**TO BE DONE:**
Report the number of lines containing "this", with no other words.

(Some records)

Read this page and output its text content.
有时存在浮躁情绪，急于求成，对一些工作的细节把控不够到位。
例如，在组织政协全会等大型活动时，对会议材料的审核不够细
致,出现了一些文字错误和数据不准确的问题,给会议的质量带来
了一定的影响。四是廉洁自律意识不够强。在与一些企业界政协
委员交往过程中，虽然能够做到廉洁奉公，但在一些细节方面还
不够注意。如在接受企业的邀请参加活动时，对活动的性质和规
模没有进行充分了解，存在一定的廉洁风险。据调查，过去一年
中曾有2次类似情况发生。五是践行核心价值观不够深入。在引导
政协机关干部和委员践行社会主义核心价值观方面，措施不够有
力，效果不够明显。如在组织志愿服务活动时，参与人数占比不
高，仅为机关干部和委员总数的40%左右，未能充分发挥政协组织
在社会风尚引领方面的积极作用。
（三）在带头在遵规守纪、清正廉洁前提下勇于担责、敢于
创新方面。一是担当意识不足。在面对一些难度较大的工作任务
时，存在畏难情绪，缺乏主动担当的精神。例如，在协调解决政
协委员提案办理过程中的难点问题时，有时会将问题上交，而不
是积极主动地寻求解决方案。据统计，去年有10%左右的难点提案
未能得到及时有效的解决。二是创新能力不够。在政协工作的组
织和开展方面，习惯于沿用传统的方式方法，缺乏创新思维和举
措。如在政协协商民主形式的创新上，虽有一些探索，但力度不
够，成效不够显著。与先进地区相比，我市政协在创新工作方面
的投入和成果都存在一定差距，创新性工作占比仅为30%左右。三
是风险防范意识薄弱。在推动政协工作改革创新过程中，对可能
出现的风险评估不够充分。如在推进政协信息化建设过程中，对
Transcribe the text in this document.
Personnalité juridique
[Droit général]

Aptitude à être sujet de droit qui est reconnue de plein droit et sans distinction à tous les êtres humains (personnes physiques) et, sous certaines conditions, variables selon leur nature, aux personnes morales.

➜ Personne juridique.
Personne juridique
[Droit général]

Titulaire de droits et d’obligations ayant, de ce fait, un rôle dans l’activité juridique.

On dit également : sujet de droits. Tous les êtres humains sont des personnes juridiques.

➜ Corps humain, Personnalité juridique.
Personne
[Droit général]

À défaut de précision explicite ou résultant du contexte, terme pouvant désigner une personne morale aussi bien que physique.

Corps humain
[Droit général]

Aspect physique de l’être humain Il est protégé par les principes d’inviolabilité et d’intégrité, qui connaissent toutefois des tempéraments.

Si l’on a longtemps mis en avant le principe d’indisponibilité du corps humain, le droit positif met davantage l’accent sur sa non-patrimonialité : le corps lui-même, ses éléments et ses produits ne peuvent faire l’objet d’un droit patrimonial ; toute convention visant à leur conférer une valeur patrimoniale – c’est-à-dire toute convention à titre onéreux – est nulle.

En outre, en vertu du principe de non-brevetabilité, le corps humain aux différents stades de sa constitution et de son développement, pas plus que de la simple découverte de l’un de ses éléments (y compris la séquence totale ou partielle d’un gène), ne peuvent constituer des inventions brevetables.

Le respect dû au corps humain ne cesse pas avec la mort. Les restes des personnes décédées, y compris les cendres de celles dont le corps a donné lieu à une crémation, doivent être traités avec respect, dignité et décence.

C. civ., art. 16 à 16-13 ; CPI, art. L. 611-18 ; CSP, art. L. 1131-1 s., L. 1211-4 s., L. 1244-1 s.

**FINISHED TASK:**
2